▸ Your task:
Return every line of the material exactly.

--- START OF Rows ---

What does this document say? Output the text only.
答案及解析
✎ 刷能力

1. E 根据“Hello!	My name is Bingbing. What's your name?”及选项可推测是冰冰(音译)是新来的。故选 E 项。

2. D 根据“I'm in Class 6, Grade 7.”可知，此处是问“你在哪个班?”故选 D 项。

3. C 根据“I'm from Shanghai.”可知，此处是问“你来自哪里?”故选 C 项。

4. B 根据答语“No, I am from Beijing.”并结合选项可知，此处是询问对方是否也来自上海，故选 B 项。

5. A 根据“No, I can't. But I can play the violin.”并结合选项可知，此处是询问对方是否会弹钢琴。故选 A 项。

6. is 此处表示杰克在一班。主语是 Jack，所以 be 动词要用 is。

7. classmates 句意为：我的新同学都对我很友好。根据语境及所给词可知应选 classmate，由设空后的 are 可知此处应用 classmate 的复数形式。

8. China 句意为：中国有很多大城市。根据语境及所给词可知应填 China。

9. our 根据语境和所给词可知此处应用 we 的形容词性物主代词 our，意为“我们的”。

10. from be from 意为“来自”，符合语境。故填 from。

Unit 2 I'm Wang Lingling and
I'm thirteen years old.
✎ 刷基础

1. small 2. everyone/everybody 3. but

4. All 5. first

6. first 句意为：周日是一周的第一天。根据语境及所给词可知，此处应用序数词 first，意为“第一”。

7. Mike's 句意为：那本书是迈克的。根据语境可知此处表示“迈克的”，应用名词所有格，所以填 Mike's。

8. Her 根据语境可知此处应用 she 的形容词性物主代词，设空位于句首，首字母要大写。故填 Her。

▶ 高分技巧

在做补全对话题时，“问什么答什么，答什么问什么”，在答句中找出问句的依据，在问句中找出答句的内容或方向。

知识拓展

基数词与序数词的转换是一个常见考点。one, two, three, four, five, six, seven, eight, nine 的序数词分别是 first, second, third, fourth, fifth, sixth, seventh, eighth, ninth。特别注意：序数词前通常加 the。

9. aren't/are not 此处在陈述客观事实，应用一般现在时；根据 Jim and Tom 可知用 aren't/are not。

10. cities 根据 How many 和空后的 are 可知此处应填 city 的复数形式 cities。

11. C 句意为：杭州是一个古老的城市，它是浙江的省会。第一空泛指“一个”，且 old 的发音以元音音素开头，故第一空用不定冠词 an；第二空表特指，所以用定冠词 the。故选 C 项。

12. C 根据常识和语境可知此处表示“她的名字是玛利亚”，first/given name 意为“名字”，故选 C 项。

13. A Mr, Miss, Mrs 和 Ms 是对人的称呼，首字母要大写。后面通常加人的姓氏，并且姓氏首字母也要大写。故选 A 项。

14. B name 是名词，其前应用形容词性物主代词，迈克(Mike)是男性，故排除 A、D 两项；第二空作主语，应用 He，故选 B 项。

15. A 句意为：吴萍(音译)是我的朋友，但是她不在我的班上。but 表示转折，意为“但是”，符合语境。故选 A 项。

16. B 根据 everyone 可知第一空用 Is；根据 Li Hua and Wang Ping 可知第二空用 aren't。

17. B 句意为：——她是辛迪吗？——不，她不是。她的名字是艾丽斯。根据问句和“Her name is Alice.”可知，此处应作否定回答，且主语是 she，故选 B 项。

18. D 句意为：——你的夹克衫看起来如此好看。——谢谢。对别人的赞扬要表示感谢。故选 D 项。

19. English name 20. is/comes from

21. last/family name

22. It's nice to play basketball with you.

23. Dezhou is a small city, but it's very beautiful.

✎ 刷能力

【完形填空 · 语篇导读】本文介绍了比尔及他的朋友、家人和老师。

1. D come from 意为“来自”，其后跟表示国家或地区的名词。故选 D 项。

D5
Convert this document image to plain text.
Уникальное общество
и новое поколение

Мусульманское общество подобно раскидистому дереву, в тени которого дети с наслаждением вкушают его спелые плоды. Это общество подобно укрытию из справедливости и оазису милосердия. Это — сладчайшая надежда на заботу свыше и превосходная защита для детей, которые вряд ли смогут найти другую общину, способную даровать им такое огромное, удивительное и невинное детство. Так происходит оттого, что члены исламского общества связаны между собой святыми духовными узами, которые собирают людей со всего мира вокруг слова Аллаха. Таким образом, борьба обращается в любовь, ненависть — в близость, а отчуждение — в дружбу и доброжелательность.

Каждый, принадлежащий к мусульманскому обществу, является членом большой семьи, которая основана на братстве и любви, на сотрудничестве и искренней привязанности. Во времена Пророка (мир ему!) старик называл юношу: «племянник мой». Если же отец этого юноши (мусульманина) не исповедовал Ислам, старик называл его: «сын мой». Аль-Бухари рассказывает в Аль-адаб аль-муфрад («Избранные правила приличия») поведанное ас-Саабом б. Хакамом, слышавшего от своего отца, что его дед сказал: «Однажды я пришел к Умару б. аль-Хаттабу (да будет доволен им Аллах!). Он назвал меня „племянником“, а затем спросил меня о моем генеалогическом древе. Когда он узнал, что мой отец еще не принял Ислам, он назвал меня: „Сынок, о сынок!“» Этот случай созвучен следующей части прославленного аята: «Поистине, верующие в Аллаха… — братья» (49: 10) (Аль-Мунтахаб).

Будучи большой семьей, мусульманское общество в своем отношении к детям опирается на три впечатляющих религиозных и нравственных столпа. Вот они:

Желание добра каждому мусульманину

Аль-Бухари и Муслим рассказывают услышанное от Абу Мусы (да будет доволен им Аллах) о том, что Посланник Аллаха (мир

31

--- END OF Rows ---

▸ Finished exercise:
What does this document say? Output the text only.
答案及解析
✎ 刷能力

1. E 根据“Hello!	My name is Bingbing. What's your name?”及选项可推测是冰冰(音译)是新来的。故选 E 项。

2. D 根据“I'm in Class 6, Grade 7.”可知，此处是问“你在哪个班?”故选 D 项。

3. C 根据“I'm from Shanghai.”可知，此处是问“你来自哪里?”故选 C 项。

4. B 根据答语“No, I am from Beijing.”并结合选项可知，此处是询问对方是否也来自上海，故选 B 项。

5. A 根据“No, I can't. But I can play the violin.”并结合选项可知，此处是询问对方是否会弹钢琴。故选 A 项。

6. is 此处表示杰克在一班。主语是 Jack，所以 be 动词要用 is。

7. classmates 句意为：我的新同学都对我很友好。根据语境及所给词可知应选 classmate，由设空后的 are 可知此处应用 classmate 的复数形式。

8. China 句意为：中国有很多大城市。根据语境及所给词可知应填 China。

9. our 根据语境和所给词可知此处应用 we 的形容词性物主代词 our，意为“我们的”。

10. from be from 意为“来自”，符合语境。故填 from。

Unit 2 I'm Wang Lingling and
I'm thirteen years old.
✎ 刷基础

1. small 2. everyone/everybody 3. but

4. All 5. first

6. first 句意为：周日是一周的第一天。根据语境及所给词可知，此处应用序数词 first，意为“第一”。

7. Mike's 句意为：那本书是迈克的。根据语境可知此处表示“迈克的”，应用名词所有格，所以填 Mike's。

8. Her 根据语境可知此处应用 she 的形容词性物主代词，设空位于句首，首字母要大写。故填 Her。

▶ 高分技巧

在做补全对话题时，“问什么答什么，答什么问什么”，在答句中找出问句的依据，在问句中找出答句的内容或方向。

知识拓展

基数词与序数词的转换是一个常见考点。one, two, three, four, five, six, seven, eight, nine 的序数词分别是 first, second, third, fourth, fifth, sixth, seventh, eighth, ninth。特别注意：序数词前通常加 the。

9. aren't/are not 此处在陈述客观事实，应用一般现在时；根据 Jim and Tom 可知用 aren't/are not。

10. cities 根据 How many 和空后的 are 可知此处应填 city 的复数形式 cities。

11. C 句意为：杭州是一个古老的城市，它是浙江的省会。第一空泛指“一个”，且 old 的发音以元音音素开头，故第一空用不定冠词 an；第二空表特指，所以用定冠词 the。故选 C 项。

12. C 根据常识和语境可知此处表示“她的名字是玛利亚”，first/given name 意为“名字”，故选 C 项。

13. A Mr, Miss, Mrs 和 Ms 是对人的称呼，首字母要大写。后面通常加人的姓氏，并且姓氏首字母也要大写。故选 A 项。

14. B name 是名词，其前应用形容词性物主代词，迈克(Mike)是男性，故排除 A、D 两项；第二空作主语，应用 He，故选 B 项。

15. A 句意为：吴萍(音译)是我的朋友，但是她不在我的班上。but 表示转折，意为“但是”，符合语境。故选 A 项。

16. B 根据 everyone 可知第一空用 Is；根据 Li Hua and Wang Ping 可知第二空用 aren't。

17. B 句意为：——她是辛迪吗？——不，她不是。她的名字是艾丽斯。根据问句和“Her name is Alice.”可知，此处应作否定回答，且主语是 she，故选 B 项。

18. D 句意为：——你的夹克衫看起来如此好看。——谢谢。对别人的赞扬要表示感谢。故选 D 项。

19. English name 20. is/comes from

21. last/family name

22. It's nice to play basketball with you.

23. Dezhou is a small city, but it's very beautiful.

✎ 刷能力

【完形填空 · 语篇导读】本文介绍了比尔及他的朋友、家人和老师。

1. D come from 意为“来自”，其后跟表示国家或地区的名词。故选 D 项。

D5
Convert this document image to plain text.
Уникальное общество
и новое поколение

Мусульманское общество подобно раскидистому дереву, в тени которого дети с наслаждением вкушают его спелые плоды. Это общество подобно укрытию из справедливости и оазису милосердия. Это — сладчайшая надежда на заботу свыше и превосходная защита для детей, которые вряд ли смогут найти другую общину, способную даровать им такое огромное, удивительное и невинное детство. Так происходит оттого, что члены исламского общества связаны между собой святыми духовными узами, которые собирают людей со всего мира вокруг слова Аллаха. Таким образом, борьба обращается в любовь, ненависть — в близость, а отчуждение — в дружбу и доброжелательность.

Каждый, принадлежащий к мусульманскому обществу, является членом большой семьи, которая основана на братстве и любви, на сотрудничестве и искренней привязанности. Во времена Пророка (мир ему!) старик называл юношу: «племянник мой». Если же отец этого юноши (мусульманина) не исповедовал Ислам, старик называл его: «сын мой». Аль-Бухари рассказывает в Аль-адаб аль-муфрад («Избранные правила приличия») поведанное ас-Саабом б. Хакамом, слышавшего от своего отца, что его дед сказал: «Однажды я пришел к Умару б. аль-Хаттабу (да будет доволен им Аллах!). Он назвал меня „племянником“, а затем спросил меня о моем генеалогическом древе. Когда он узнал, что мой отец еще не принял Ислам, он назвал меня: „Сынок, о сынок!“» Этот случай созвучен следующей части прославленного аята: «Поистине, верующие в Аллаха… — братья» (49: 10) (Аль-Мунтахаб).

Будучи большой семьей, мусульманское общество в своем отношении к детям опирается на три впечатляющих религиозных и нравственных столпа. Вот они:

Желание добра каждому мусульманину

Аль-Бухари и Муслим рассказывают услышанное от Абу Мусы (да будет доволен им Аллах) о том, что Посланник Аллаха (мир

31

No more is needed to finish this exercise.